> **CHALLENGE**:
Beginning with the line where "Convert this screenshot" appears, restate the lines word for word through the last one in the listing.

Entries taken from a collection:
--- --- ---
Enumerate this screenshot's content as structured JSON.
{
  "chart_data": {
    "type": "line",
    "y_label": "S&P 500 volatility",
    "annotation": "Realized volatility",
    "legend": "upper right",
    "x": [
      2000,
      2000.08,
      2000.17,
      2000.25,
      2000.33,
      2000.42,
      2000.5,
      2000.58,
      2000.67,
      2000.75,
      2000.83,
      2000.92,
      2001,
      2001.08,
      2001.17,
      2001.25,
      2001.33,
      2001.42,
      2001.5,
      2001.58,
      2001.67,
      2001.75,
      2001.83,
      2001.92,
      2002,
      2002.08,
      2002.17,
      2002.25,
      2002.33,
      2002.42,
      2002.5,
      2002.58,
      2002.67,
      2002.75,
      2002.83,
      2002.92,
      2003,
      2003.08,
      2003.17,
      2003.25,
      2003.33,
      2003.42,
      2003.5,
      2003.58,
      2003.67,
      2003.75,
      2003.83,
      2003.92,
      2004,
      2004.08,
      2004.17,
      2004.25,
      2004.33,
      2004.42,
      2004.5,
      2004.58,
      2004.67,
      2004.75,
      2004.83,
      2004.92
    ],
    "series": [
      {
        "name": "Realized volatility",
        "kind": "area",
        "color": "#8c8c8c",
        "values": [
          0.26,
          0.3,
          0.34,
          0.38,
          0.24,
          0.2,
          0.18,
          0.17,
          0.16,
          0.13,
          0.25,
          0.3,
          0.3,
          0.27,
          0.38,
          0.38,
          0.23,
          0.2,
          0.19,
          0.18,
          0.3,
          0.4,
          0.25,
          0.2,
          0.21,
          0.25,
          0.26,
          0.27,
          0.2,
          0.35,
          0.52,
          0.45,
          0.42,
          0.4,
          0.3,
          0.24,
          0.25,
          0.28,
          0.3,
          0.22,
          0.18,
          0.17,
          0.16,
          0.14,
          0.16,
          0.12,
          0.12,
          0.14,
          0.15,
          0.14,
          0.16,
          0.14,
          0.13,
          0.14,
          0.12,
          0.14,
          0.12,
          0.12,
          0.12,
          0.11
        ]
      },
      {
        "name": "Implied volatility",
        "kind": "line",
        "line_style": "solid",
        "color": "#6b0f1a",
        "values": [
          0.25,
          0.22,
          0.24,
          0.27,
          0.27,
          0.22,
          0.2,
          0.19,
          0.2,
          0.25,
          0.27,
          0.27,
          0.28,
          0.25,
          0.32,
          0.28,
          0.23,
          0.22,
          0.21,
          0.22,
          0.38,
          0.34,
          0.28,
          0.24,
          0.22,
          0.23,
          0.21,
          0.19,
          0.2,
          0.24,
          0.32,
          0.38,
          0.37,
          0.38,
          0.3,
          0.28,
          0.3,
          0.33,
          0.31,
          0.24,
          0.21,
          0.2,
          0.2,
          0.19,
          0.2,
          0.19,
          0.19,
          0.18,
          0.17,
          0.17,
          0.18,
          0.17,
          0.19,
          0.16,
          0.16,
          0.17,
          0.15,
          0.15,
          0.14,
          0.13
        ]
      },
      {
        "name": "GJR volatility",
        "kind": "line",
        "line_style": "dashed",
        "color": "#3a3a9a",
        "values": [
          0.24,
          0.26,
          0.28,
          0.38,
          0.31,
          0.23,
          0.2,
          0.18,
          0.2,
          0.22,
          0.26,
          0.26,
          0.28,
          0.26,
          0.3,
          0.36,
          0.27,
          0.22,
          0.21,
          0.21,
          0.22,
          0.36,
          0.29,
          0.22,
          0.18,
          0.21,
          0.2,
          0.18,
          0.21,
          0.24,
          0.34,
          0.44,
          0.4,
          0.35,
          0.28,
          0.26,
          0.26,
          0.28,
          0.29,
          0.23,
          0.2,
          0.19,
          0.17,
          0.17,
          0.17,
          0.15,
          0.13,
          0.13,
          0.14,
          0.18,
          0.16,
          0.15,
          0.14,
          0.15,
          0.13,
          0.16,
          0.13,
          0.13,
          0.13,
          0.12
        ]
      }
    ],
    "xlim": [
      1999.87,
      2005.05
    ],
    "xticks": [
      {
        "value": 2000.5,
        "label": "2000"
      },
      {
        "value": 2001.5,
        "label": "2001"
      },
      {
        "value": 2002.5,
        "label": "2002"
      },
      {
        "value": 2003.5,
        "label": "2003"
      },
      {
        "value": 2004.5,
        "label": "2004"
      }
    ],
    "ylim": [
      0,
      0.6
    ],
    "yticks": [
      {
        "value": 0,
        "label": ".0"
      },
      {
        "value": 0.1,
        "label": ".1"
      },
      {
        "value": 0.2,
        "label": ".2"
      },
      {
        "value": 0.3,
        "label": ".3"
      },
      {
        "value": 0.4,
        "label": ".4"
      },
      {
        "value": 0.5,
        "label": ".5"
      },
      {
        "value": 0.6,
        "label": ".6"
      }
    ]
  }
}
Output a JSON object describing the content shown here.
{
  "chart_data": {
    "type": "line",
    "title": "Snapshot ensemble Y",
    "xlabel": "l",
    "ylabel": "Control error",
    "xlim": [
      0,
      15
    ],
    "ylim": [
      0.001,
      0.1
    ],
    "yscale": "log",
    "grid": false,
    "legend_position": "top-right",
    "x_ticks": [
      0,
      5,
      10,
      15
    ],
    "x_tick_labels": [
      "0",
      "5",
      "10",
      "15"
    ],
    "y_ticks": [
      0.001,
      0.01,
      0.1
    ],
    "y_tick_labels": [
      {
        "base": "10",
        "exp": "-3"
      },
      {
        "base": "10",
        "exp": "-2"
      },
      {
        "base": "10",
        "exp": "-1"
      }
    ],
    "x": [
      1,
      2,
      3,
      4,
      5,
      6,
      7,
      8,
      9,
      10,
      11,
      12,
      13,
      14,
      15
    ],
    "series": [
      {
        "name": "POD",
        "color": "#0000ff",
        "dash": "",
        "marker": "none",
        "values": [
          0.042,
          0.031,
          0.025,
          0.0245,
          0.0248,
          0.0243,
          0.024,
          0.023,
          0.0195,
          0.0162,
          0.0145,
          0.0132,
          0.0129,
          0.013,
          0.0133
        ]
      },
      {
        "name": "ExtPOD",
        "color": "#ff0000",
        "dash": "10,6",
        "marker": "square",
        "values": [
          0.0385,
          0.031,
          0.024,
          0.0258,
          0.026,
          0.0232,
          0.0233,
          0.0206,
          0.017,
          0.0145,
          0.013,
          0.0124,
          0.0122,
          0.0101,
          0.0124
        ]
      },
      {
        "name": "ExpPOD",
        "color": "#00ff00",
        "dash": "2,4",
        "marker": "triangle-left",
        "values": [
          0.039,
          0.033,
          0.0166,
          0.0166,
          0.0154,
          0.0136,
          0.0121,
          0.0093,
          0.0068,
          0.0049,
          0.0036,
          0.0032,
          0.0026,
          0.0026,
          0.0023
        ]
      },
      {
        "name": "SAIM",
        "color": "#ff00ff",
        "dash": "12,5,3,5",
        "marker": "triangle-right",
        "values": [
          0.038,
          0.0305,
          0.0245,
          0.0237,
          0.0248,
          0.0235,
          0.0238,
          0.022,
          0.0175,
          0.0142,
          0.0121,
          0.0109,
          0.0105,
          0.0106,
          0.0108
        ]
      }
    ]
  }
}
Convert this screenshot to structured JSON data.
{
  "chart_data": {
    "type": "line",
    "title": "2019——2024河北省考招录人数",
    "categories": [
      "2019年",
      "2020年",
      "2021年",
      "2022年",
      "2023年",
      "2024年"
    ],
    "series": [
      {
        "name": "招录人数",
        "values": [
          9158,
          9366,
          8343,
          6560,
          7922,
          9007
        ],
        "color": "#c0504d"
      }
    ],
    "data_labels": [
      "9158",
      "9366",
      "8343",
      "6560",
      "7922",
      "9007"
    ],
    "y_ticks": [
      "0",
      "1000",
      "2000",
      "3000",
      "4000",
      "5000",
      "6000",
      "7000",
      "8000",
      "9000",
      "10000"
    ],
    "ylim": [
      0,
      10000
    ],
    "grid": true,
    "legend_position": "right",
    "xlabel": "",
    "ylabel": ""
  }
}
--- --- ---
> **EXPECTED OUTPUT**:
Convert this screenshot to structured JSON data.
{
  "chart_data": {
    "type": "line",
    "title": "2019——2024河北省考招录人数",
    "categories": [
      "2019年",
      "2020年",
      "2021年",
      "2022年",
      "2023年",
      "2024年"
    ],
    "series": [
      {
        "name": "招录人数",
        "values": [
          9158,
          9366,
          8343,
          6560,
          7922,
          9007
        ],
        "color": "#c0504d"
      }
    ],
    "data_labels": [
      "9158",
      "9366",
      "8343",
      "6560",
      "7922",
      "9007"
    ],
    "y_ticks": [
      "0",
      "1000",
      "2000",
      "3000",
      "4000",
      "5000",
      "6000",
      "7000",
      "8000",
      "9000",
      "10000"
    ],
    "ylim": [
      0,
      10000
    ],
    "grid": true,
    "legend_position": "right",
    "xlabel": "",
    "ylabel": ""
  }
}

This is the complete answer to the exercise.